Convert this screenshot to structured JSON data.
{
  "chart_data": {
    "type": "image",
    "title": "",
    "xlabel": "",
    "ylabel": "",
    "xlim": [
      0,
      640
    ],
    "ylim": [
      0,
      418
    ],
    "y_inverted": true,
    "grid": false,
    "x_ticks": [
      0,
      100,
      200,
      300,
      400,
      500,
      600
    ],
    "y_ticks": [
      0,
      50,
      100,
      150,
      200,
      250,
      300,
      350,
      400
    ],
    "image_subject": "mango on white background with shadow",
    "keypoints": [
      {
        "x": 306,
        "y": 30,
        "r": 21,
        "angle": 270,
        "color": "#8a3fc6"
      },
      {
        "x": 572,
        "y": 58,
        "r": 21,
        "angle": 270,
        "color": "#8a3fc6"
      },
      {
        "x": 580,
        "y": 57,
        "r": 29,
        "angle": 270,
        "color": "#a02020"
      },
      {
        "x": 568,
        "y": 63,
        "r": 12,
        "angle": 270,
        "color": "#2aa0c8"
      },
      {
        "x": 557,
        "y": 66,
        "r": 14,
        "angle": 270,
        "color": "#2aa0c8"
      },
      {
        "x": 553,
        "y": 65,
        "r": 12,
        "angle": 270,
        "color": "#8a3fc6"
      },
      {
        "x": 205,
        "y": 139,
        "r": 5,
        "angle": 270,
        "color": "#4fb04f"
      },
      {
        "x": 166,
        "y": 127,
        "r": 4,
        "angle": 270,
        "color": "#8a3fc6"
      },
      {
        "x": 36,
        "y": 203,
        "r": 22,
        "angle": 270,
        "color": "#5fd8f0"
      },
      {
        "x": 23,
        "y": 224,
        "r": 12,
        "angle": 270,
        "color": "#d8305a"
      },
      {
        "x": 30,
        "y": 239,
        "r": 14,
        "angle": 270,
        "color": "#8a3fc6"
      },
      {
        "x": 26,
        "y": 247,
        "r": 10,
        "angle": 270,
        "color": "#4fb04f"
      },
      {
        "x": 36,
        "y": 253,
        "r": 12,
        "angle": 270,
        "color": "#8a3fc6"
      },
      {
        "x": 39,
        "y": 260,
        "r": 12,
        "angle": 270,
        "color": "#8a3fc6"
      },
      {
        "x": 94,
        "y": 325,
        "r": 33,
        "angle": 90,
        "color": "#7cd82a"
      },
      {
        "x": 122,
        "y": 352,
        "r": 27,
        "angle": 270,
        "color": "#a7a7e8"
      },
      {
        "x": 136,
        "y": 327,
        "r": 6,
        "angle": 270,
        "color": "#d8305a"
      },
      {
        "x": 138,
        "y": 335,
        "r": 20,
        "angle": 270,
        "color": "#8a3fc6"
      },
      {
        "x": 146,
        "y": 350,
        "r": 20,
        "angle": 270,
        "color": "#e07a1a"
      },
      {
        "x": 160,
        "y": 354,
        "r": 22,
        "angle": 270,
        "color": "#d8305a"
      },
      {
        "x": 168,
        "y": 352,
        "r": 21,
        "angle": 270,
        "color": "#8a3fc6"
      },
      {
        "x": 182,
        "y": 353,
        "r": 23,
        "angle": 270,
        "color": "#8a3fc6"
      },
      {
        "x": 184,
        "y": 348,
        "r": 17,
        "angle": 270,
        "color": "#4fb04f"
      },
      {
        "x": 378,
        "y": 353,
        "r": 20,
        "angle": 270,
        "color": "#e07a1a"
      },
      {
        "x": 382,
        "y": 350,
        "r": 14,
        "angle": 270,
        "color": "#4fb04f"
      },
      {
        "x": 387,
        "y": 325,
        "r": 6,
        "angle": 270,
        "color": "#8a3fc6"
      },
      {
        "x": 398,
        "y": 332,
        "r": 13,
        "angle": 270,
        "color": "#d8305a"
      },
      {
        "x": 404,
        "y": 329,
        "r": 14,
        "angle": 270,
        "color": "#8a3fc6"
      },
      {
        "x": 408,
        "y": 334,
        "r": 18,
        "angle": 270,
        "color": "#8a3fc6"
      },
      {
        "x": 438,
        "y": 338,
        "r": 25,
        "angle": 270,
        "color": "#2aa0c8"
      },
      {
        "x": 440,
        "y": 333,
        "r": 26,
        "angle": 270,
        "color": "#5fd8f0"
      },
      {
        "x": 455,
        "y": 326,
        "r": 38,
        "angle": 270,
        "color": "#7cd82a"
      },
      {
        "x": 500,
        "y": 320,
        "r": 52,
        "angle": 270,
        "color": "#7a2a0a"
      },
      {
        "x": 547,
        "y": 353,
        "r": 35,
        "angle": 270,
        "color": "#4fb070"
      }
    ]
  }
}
★ ★ ★ ★ ★
## Work required
Would you write down every record again, exactly?

## Exercise response
Convert this screenshot to structured JSON data.
{
  "chart_data": {
    "type": "image",
    "title": "",
    "xlabel": "",
    "ylabel": "",
    "xlim": [
      0,
      640
    ],
    "ylim": [
      0,
      418
    ],
    "y_inverted": true,
    "grid": false,
    "x_ticks": [
      0,
      100,
      200,
      300,
      400,
      500,
      600
    ],
    "y_ticks": [
      0,
      50,
      100,
      150,
      200,
      250,
      300,
      350,
      400
    ],
    "image_subject": "mango on white background with shadow",
    "keypoints": [
      {
        "x": 306,
        "y": 30,
        "r": 21,
        "angle": 270,
        "color": "#8a3fc6"
      },
      {
        "x": 572,
        "y": 58,
        "r": 21,
        "angle": 270,
        "color": "#8a3fc6"
      },
      {
        "x": 580,
        "y": 57,
        "r": 29,
        "angle": 270,
        "color": "#a02020"
      },
      {
        "x": 568,
        "y": 63,
        "r": 12,
        "angle": 270,
        "color": "#2aa0c8"
      },
      {
        "x": 557,
        "y": 66,
        "r": 14,
        "angle": 270,
        "color": "#2aa0c8"
      },
      {
        "x": 553,
        "y": 65,
        "r": 12,
        "angle": 270,
        "color": "#8a3fc6"
      },
      {
        "x": 205,
        "y": 139,
        "r": 5,
        "angle": 270,
        "color": "#4fb04f"
      },
      {
        "x": 166,
        "y": 127,
        "r": 4,
        "angle": 270,
        "color": "#8a3fc6"
      },
      {
        "x": 36,
        "y": 203,
        "r": 22,
        "angle": 270,
        "color": "#5fd8f0"
      },
      {
        "x": 23,
        "y": 224,
        "r": 12,
        "angle": 270,
        "color": "#d8305a"
      },
      {
        "x": 30,
        "y": 239,
        "r": 14,
        "angle": 270,
        "color": "#8a3fc6"
      },
      {
        "x": 26,
        "y": 247,
        "r": 10,
        "angle": 270,
        "color": "#4fb04f"
      },
      {
        "x": 36,
        "y": 253,
        "r": 12,
        "angle": 270,
        "color": "#8a3fc6"
      },
      {
        "x": 39,
        "y": 260,
        "r": 12,
        "angle": 270,
        "color": "#8a3fc6"
      },
      {
        "x": 94,
        "y": 325,
        "r": 33,
        "angle": 90,
        "color": "#7cd82a"
      },
      {
        "x": 122,
        "y": 352,
        "r": 27,
        "angle": 270,
        "color": "#a7a7e8"
      },
      {
        "x": 136,
        "y": 327,
        "r": 6,
        "angle": 270,
        "color": "#d8305a"
      },
      {
        "x": 138,
        "y": 335,
        "r": 20,
        "angle": 270,
        "color": "#8a3fc6"
      },
      {
        "x": 146,
        "y": 350,
        "r": 20,
        "angle": 270,
        "color": "#e07a1a"
      },
      {
        "x": 160,
        "y": 354,
        "r": 22,
        "angle": 270,
        "color": "#d8305a"
      },
      {
        "x": 168,
        "y": 352,
        "r": 21,
        "angle": 270,
        "color": "#8a3fc6"
      },
      {
        "x": 182,
        "y": 353,
        "r": 23,
        "angle": 270,
        "color": "#8a3fc6"
      },
      {
        "x": 184,
        "y": 348,
        "r": 17,
        "angle": 270,
        "color": "#4fb04f"
      },
      {
        "x": 378,
        "y": 353,
        "r": 20,
        "angle": 270,
        "color": "#e07a1a"
      },
      {
        "x": 382,
        "y": 350,
        "r": 14,
        "angle": 270,
        "color": "#4fb04f"
      },
      {
        "x": 387,
        "y": 325,
        "r": 6,
        "angle": 270,
        "color": "#8a3fc6"
      },
      {
        "x": 398,
        "y": 332,
        "r": 13,
        "angle": 270,
        "color": "#d8305a"
      },
      {
        "x": 404,
        "y": 329,
        "r": 14,
        "angle": 270,
        "color": "#8a3fc6"
      },
      {
        "x": 408,
        "y": 334,
        "r": 18,
        "angle": 270,
        "color": "#8a3fc6"
      },
      {
        "x": 438,
        "y": 338,
        "r": 25,
        "angle": 270,
        "color": "#2aa0c8"
      },
      {
        "x": 440,
        "y": 333,
        "r": 26,
        "angle": 270,
        "color": "#5fd8f0"
      },
      {
        "x": 455,
        "y": 326,
        "r": 38,
        "angle": 270,
        "color": "#7cd82a"
      },
      {
        "x": 500,
        "y": 320,
        "r": 52,
        "angle": 270,
        "color": "#7a2a0a"
      },
      {
        "x": 547,
        "y": 353,
        "r": 35,
        "angle": 270,
        "color": "#4fb070"
      }
    ]
  }
}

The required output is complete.